(Dataset entries)
####################

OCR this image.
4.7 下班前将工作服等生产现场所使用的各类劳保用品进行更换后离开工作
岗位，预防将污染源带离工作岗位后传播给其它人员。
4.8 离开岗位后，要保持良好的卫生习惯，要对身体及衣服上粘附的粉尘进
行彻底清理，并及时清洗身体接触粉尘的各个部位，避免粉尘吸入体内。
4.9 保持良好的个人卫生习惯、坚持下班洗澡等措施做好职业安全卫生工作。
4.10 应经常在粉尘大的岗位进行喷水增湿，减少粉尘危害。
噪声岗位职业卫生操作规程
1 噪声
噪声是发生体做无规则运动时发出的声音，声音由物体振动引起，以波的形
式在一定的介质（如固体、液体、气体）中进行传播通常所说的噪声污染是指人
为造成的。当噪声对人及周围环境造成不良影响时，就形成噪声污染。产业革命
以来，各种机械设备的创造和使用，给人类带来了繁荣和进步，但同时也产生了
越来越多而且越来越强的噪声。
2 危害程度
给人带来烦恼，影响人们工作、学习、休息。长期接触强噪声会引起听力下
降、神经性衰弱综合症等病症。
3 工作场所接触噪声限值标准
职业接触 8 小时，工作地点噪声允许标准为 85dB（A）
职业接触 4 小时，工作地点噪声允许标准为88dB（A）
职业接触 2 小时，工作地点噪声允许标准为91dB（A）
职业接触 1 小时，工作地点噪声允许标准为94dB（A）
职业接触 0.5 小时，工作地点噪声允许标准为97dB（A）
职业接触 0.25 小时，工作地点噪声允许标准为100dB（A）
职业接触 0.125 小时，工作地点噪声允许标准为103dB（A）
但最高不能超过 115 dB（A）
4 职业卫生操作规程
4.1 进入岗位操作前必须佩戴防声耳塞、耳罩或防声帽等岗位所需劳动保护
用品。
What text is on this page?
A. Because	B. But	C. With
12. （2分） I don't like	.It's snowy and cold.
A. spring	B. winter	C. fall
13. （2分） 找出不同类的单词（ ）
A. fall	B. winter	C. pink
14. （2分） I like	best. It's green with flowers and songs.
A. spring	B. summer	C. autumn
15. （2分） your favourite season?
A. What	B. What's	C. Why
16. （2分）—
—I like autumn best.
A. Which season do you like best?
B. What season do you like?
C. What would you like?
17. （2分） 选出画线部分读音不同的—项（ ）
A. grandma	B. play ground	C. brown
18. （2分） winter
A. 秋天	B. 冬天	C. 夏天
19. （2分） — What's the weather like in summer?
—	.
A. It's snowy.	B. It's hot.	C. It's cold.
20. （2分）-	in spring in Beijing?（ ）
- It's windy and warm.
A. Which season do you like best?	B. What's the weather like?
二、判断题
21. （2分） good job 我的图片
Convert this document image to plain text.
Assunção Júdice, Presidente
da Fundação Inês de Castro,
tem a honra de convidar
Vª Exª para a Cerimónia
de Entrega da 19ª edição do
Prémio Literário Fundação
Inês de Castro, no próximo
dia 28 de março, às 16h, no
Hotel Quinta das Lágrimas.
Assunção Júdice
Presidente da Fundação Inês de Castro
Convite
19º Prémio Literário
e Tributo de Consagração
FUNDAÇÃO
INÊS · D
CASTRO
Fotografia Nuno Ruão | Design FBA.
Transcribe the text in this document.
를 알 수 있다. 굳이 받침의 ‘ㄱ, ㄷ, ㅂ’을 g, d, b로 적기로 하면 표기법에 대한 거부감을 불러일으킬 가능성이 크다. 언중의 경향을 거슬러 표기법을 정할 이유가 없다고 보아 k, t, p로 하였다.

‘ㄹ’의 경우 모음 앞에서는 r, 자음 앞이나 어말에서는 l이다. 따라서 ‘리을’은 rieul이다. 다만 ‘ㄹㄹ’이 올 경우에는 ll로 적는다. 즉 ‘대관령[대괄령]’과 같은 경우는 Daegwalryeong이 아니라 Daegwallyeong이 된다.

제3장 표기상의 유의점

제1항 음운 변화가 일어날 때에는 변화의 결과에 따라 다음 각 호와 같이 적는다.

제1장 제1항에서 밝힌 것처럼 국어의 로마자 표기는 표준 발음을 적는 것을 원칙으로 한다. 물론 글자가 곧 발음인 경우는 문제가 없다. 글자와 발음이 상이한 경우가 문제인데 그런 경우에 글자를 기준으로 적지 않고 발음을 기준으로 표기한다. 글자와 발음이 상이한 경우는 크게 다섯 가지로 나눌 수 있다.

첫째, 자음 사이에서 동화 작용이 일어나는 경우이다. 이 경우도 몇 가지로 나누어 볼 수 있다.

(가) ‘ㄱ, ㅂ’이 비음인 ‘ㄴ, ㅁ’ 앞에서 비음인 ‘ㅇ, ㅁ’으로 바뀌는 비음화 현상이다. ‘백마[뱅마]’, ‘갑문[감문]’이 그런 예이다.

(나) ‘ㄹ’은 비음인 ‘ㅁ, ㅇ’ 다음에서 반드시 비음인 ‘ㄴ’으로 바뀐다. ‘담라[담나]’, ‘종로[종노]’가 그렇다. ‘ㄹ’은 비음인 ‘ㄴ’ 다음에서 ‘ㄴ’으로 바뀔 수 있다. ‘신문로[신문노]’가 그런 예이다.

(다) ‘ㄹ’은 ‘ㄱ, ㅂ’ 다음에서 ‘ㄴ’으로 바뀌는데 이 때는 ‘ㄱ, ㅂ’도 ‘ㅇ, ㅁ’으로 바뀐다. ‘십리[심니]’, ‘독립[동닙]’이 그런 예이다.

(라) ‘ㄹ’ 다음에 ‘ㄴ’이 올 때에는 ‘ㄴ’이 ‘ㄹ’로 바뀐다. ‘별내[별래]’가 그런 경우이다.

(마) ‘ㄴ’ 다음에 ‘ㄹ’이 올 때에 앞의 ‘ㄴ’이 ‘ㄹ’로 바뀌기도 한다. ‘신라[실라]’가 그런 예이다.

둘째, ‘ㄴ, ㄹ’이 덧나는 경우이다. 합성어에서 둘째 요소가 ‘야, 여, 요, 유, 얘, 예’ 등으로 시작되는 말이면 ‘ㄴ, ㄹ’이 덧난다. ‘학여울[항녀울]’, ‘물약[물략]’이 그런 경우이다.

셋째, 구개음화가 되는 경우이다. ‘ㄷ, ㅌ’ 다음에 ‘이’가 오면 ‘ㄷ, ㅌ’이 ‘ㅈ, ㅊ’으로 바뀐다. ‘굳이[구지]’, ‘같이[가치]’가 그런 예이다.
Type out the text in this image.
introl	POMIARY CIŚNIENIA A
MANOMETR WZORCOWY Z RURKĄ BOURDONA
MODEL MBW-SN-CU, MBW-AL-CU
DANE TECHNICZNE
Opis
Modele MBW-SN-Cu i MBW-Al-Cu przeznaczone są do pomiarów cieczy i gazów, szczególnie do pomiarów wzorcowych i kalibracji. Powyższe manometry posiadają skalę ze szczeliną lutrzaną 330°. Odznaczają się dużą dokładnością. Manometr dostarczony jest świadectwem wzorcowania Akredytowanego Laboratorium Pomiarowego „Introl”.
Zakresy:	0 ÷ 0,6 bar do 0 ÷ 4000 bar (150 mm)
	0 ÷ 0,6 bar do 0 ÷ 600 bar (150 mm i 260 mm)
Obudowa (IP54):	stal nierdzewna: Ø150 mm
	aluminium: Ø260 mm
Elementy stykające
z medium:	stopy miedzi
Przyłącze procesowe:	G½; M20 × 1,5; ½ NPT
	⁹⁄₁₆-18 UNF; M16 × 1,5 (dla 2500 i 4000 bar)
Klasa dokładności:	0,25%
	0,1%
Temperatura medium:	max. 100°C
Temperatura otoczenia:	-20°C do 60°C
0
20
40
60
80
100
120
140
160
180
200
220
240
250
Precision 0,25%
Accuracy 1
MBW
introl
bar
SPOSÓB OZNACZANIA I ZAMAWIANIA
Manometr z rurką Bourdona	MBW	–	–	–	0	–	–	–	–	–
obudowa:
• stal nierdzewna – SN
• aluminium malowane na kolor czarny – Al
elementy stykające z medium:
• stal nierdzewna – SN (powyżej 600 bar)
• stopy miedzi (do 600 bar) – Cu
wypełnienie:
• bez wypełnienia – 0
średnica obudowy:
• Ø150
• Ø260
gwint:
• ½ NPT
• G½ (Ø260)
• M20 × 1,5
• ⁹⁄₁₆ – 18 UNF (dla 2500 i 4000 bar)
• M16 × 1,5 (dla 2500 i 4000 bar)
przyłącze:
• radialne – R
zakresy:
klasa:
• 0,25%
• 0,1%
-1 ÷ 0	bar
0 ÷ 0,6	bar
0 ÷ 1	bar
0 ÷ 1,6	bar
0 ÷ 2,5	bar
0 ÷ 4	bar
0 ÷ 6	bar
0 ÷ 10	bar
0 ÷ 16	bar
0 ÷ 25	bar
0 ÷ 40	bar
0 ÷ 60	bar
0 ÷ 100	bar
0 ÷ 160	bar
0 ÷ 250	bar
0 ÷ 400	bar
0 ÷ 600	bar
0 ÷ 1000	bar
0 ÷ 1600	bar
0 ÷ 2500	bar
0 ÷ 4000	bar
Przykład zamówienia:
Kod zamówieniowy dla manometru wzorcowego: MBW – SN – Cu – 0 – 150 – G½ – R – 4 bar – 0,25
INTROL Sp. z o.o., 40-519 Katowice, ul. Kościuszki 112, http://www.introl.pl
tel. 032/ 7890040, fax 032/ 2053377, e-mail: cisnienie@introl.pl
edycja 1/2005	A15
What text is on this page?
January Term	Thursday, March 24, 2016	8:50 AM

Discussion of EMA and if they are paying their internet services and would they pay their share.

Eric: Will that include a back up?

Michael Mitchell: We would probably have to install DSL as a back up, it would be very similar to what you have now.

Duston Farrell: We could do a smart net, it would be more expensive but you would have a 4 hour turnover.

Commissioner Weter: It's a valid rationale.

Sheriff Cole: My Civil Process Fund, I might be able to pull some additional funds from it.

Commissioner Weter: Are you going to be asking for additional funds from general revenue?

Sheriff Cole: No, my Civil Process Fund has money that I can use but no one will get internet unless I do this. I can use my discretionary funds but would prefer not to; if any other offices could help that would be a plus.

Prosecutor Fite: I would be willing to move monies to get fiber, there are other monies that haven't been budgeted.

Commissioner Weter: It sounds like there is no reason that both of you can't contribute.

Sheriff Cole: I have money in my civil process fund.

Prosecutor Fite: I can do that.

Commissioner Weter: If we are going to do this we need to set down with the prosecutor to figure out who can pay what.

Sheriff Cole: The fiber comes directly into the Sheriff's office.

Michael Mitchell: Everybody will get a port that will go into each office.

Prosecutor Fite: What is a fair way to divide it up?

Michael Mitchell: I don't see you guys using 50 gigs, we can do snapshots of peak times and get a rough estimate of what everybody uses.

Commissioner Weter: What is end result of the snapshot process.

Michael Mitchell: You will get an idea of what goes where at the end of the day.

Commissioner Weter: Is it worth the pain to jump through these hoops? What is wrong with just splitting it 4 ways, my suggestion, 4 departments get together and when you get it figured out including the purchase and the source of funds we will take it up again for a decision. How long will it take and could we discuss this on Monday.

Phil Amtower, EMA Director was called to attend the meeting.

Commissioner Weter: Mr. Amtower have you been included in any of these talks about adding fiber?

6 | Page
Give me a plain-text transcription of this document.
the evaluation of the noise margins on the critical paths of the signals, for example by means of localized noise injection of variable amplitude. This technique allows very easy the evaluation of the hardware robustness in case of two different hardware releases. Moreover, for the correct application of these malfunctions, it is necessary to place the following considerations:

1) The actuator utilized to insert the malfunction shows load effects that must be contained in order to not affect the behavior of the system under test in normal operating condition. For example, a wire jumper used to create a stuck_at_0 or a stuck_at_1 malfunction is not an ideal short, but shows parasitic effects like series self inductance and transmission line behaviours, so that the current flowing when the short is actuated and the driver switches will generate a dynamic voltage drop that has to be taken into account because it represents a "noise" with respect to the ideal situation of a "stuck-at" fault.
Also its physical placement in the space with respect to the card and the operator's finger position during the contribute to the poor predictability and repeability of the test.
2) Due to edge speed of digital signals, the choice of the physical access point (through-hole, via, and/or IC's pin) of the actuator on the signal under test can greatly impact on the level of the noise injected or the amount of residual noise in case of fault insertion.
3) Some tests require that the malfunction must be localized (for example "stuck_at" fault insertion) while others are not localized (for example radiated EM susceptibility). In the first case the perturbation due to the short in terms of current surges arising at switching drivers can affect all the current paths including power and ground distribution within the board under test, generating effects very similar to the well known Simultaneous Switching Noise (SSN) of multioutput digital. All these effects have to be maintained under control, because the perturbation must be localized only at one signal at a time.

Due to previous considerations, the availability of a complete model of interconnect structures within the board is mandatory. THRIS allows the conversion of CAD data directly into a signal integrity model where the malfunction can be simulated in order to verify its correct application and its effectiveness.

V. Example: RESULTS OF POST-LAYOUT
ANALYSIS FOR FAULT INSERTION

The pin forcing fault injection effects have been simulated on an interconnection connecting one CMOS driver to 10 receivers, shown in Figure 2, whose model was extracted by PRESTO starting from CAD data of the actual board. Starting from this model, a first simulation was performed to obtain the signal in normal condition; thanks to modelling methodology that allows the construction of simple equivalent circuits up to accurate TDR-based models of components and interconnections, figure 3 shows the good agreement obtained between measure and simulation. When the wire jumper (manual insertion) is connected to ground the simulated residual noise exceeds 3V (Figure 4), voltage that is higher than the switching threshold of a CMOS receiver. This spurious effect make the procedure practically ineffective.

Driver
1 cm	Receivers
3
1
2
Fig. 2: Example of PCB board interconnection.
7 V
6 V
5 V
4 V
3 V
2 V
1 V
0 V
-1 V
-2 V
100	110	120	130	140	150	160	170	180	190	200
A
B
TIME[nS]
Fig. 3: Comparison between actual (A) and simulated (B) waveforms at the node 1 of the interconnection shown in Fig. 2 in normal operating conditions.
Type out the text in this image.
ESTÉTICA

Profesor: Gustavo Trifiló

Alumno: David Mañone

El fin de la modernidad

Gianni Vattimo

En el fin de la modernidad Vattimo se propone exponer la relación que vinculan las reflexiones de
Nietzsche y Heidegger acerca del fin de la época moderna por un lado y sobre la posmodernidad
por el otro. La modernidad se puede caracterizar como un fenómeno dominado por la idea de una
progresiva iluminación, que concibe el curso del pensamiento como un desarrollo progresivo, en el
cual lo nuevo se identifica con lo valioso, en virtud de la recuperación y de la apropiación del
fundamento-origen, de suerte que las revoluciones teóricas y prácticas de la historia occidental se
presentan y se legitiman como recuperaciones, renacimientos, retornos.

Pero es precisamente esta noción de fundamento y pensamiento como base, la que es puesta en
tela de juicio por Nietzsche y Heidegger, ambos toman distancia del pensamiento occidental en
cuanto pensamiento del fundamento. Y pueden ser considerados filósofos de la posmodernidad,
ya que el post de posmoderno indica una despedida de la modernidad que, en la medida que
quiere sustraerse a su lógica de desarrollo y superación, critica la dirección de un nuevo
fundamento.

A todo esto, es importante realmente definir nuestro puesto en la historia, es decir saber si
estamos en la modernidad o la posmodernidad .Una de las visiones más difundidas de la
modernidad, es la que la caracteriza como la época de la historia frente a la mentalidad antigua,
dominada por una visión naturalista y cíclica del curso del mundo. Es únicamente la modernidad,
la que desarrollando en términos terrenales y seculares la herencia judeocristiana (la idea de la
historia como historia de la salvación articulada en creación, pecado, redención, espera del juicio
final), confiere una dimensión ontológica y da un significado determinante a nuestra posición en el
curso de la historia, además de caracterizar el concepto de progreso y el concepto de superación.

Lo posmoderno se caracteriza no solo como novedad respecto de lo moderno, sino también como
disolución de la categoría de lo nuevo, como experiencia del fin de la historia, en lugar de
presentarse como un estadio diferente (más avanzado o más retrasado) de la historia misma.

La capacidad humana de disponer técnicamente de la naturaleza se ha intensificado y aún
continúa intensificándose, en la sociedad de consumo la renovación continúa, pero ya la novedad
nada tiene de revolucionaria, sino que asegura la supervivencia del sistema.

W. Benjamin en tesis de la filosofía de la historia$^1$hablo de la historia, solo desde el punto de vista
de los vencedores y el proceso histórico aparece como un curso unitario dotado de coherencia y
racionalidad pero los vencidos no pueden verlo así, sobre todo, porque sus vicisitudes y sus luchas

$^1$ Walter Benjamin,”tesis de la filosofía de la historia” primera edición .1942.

####################

> What to work on: Copy out every line from the data above that has "best" in it.

> Answer:
14. （2分） I like	best. It's green with flowers and songs.
—I like autumn best.
A. Which season do you like best?
A. Which season do you like best?	B. What's the weather like?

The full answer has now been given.